→ REQUIREMENTS
Your answer should be a single number: the count of lines that include the word "ylabel".

→ DATASET EXTRACT
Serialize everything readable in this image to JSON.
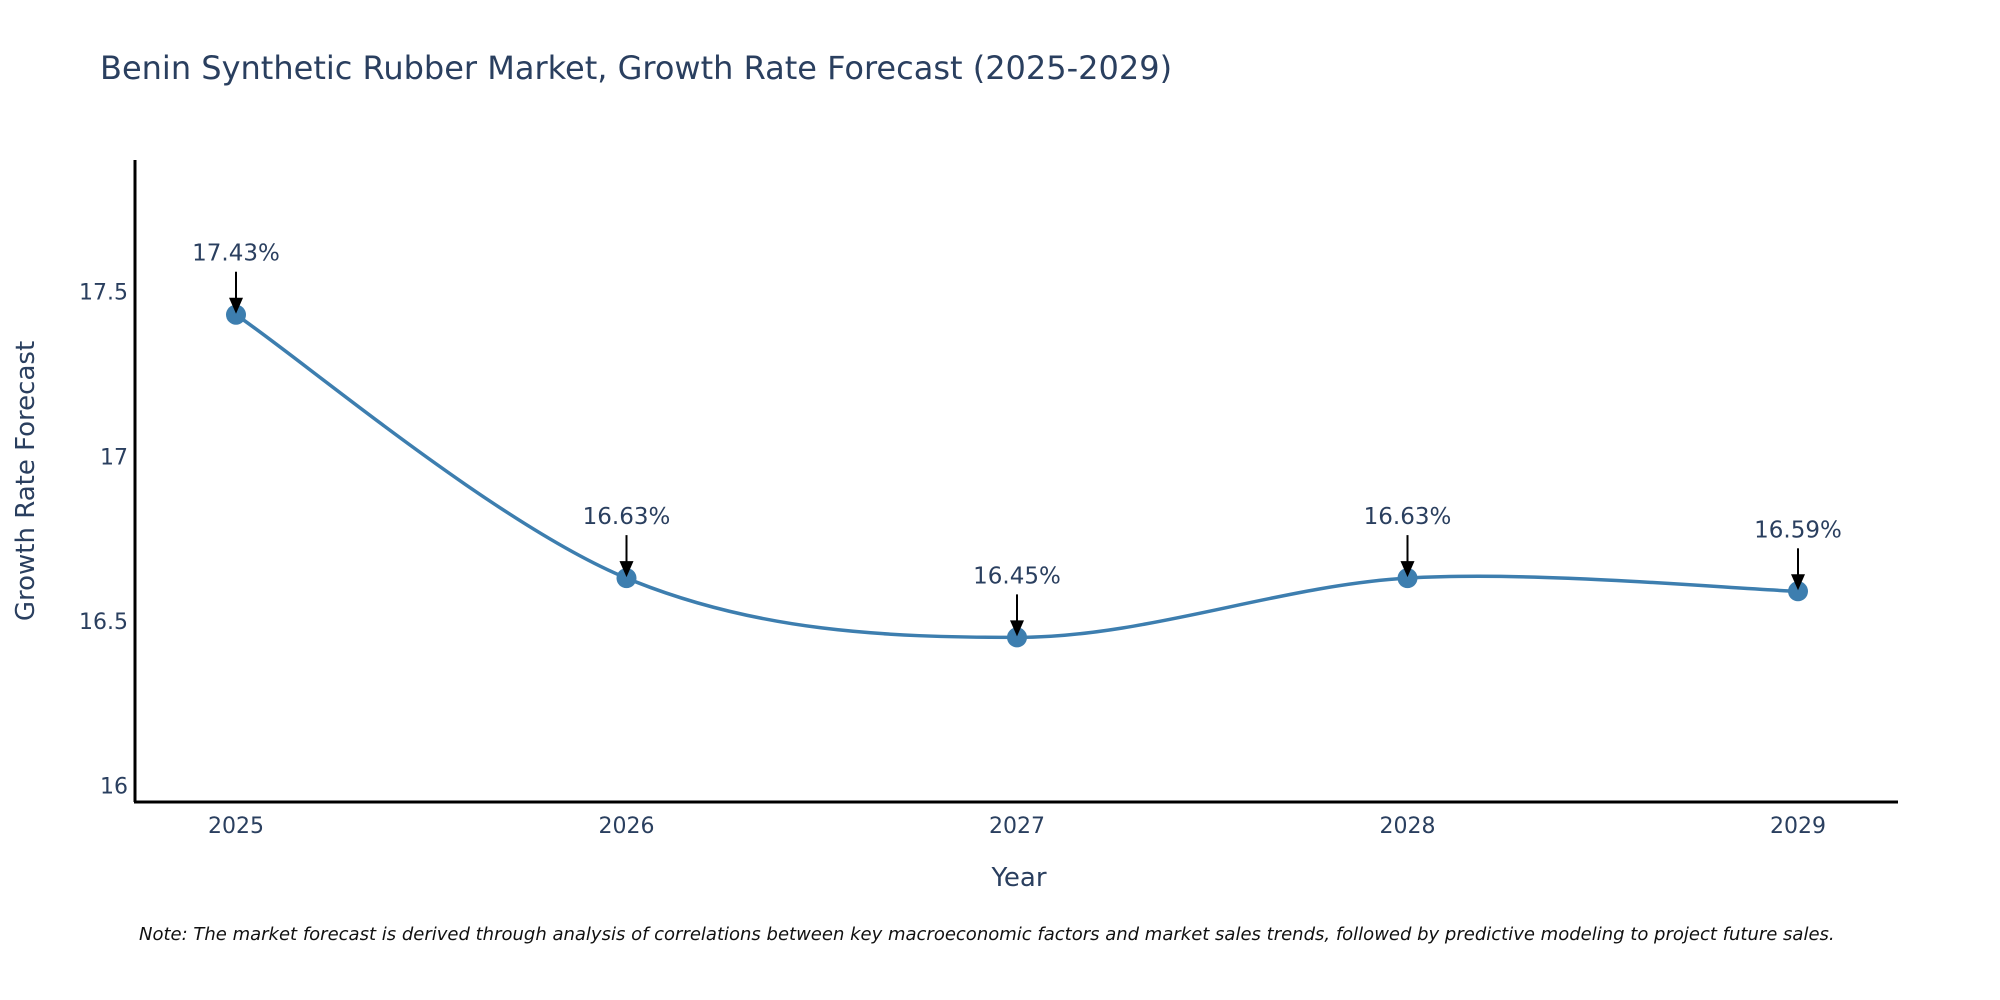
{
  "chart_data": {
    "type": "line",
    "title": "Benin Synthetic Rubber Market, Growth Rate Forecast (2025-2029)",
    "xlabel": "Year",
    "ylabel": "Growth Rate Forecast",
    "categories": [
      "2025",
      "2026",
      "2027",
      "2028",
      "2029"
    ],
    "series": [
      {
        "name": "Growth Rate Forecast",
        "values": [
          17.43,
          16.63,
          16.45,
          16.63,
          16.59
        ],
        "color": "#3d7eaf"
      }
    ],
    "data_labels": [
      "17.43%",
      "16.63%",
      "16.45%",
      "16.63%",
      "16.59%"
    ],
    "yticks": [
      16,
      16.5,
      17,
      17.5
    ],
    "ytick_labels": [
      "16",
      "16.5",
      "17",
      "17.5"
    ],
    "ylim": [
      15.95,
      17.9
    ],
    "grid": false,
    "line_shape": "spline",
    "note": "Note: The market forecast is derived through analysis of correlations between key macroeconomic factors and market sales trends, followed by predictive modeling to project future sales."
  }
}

...

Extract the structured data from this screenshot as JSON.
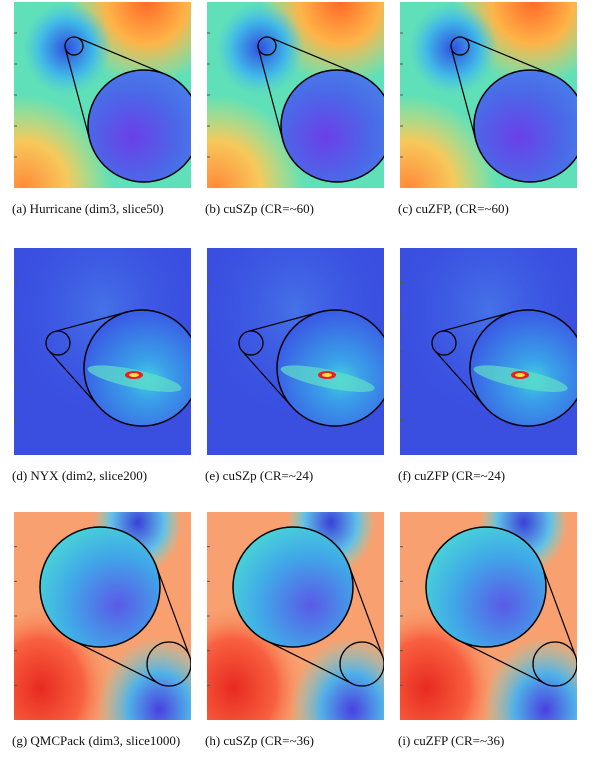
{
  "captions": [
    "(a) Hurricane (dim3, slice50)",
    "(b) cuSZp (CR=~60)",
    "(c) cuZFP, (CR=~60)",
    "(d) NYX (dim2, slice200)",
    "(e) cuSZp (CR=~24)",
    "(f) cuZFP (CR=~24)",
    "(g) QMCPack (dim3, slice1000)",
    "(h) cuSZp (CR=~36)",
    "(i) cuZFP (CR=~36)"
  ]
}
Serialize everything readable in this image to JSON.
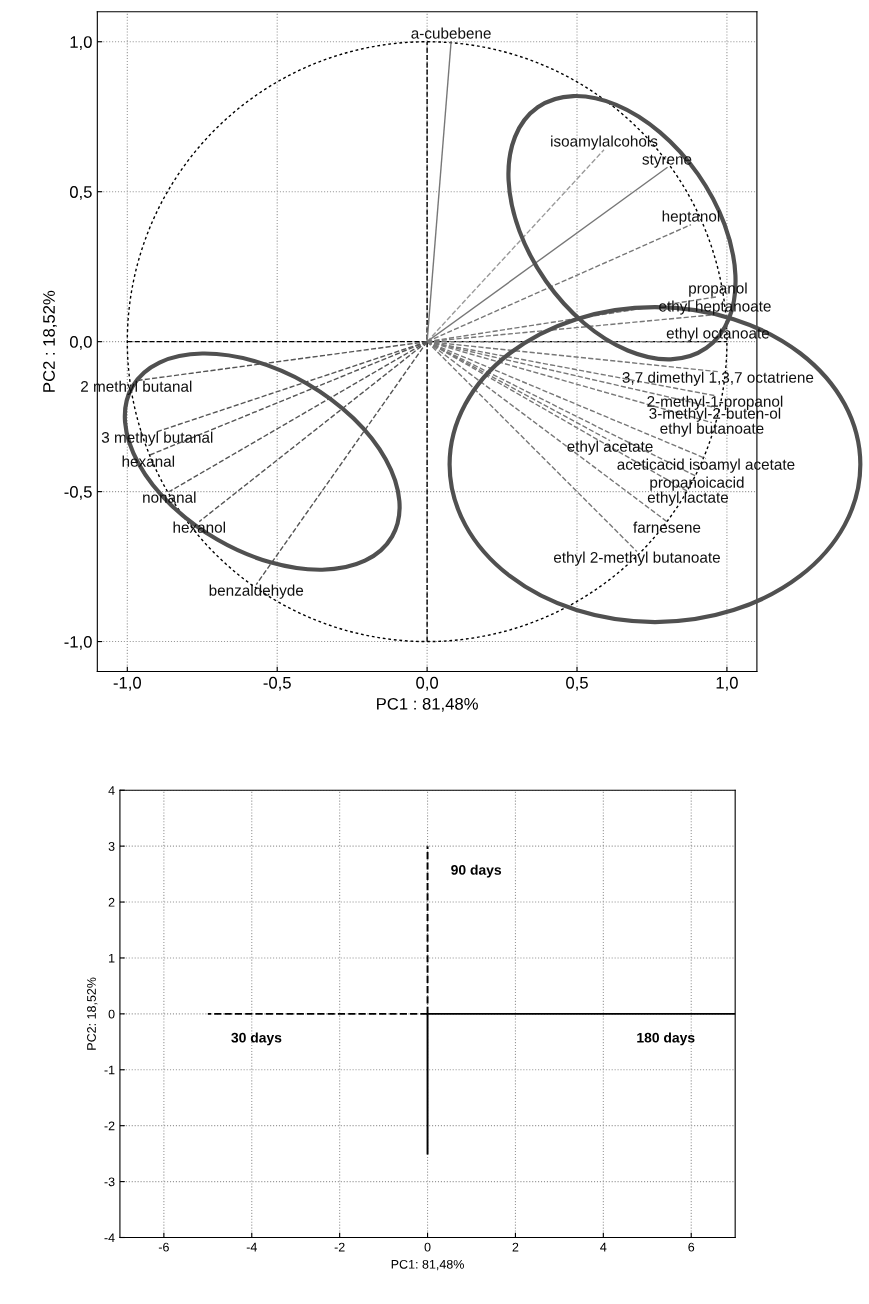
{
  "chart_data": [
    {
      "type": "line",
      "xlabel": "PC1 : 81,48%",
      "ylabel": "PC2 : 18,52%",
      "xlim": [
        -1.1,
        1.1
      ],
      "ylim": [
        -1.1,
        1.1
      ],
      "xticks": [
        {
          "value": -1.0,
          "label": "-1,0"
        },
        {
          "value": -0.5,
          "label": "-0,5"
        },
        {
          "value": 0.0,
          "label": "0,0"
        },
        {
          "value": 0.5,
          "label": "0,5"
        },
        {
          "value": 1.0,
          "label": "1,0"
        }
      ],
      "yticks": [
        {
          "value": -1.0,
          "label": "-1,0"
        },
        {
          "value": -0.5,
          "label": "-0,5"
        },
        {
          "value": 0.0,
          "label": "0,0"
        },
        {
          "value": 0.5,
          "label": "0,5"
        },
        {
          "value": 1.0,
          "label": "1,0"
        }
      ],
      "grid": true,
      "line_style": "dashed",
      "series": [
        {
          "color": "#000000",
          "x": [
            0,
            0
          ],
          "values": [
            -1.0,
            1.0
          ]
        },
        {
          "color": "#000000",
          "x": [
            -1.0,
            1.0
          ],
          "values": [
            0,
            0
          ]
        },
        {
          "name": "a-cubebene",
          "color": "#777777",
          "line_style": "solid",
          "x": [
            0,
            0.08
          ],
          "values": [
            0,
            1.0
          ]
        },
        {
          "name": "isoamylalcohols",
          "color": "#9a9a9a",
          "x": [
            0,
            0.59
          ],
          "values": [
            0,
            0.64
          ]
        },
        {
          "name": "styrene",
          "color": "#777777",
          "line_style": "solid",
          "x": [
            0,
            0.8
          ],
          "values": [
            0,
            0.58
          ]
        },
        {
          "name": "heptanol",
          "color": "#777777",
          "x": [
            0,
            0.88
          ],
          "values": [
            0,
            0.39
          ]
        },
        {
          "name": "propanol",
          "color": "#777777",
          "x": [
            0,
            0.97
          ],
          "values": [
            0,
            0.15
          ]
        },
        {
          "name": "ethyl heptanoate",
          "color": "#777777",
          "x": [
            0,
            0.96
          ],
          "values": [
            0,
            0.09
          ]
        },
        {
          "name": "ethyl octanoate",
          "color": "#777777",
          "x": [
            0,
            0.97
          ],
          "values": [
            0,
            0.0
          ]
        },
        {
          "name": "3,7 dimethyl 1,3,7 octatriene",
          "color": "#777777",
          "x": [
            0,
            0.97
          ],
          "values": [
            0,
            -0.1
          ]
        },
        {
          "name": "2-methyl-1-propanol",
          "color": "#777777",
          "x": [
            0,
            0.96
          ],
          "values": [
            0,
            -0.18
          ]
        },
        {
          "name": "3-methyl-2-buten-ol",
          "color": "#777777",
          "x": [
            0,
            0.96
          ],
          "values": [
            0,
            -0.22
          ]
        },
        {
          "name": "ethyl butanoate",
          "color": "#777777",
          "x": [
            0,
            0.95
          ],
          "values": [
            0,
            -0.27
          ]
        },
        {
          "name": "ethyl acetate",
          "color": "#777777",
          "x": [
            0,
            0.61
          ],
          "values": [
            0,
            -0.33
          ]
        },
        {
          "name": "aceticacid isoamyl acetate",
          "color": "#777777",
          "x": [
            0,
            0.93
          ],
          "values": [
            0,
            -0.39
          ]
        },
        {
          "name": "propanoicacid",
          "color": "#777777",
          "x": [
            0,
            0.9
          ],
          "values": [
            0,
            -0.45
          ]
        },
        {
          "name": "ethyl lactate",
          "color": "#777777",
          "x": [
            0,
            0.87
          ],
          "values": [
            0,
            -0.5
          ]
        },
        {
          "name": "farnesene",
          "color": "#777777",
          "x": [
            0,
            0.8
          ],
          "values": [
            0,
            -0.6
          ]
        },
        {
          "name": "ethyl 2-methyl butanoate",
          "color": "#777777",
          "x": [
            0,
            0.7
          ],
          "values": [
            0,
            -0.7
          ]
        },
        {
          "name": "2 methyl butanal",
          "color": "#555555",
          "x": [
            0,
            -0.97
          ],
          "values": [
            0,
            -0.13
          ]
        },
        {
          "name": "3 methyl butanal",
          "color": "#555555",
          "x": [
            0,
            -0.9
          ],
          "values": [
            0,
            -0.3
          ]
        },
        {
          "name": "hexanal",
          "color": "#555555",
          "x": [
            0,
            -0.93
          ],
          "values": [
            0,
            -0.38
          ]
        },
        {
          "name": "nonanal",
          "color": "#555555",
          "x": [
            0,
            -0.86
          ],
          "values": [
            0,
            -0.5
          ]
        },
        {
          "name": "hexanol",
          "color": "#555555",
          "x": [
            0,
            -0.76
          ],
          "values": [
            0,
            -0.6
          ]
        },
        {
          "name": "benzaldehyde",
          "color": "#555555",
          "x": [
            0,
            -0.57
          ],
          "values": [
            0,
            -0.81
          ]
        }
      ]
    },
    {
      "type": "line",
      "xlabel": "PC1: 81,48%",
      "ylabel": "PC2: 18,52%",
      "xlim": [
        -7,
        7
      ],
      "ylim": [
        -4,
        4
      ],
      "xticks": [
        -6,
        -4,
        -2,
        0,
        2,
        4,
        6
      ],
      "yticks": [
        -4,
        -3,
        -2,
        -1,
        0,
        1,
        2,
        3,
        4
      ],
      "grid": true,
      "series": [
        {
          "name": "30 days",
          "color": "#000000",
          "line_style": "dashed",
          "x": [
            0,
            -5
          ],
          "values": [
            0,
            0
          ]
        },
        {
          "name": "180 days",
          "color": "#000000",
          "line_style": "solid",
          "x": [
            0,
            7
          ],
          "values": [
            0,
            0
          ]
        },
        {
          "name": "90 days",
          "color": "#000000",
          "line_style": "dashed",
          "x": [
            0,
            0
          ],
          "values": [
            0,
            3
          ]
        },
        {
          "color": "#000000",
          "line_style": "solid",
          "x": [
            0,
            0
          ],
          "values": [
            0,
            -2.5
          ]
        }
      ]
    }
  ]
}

==

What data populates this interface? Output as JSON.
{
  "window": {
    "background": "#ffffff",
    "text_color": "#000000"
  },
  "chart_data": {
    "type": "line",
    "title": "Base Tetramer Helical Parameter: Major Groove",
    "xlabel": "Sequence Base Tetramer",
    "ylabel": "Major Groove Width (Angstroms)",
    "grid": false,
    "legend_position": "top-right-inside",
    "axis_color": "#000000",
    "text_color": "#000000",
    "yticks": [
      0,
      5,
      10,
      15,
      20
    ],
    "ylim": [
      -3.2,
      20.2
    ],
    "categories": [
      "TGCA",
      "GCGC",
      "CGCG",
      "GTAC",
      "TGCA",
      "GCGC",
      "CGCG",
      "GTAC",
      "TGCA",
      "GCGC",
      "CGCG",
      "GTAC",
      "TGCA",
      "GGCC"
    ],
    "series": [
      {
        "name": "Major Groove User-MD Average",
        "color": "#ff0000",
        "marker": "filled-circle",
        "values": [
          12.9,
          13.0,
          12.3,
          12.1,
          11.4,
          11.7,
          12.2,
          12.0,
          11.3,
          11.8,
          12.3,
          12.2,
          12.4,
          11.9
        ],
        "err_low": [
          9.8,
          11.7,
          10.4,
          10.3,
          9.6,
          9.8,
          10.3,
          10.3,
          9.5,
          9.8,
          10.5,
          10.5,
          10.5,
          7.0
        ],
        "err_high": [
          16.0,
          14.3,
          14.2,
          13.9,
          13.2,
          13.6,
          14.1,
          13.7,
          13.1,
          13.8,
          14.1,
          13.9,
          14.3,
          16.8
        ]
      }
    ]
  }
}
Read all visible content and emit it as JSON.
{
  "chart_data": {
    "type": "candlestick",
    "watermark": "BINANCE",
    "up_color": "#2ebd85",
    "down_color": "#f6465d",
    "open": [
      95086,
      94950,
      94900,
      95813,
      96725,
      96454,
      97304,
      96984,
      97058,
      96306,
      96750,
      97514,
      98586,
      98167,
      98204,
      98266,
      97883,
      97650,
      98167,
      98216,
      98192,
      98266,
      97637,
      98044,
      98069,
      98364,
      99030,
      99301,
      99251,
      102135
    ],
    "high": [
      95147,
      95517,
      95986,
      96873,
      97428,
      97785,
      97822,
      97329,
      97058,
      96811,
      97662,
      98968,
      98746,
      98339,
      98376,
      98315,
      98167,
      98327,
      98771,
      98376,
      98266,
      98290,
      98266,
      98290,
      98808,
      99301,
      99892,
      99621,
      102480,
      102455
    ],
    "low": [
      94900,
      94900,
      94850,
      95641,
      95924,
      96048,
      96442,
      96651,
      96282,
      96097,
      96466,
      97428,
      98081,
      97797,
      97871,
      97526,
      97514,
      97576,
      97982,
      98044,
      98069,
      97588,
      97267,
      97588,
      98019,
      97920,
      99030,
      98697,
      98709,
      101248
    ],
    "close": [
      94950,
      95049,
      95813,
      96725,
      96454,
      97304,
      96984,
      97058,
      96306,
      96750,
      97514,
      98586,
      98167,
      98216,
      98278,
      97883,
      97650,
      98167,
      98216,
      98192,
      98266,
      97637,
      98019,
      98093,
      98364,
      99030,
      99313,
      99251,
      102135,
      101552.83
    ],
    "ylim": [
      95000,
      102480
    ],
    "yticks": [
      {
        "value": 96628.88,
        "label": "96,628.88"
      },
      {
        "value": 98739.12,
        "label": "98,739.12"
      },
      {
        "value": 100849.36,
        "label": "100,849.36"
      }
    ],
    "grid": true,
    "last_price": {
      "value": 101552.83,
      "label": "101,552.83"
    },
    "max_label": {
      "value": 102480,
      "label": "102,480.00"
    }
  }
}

→ ANSWER TO THE PROBLEM
4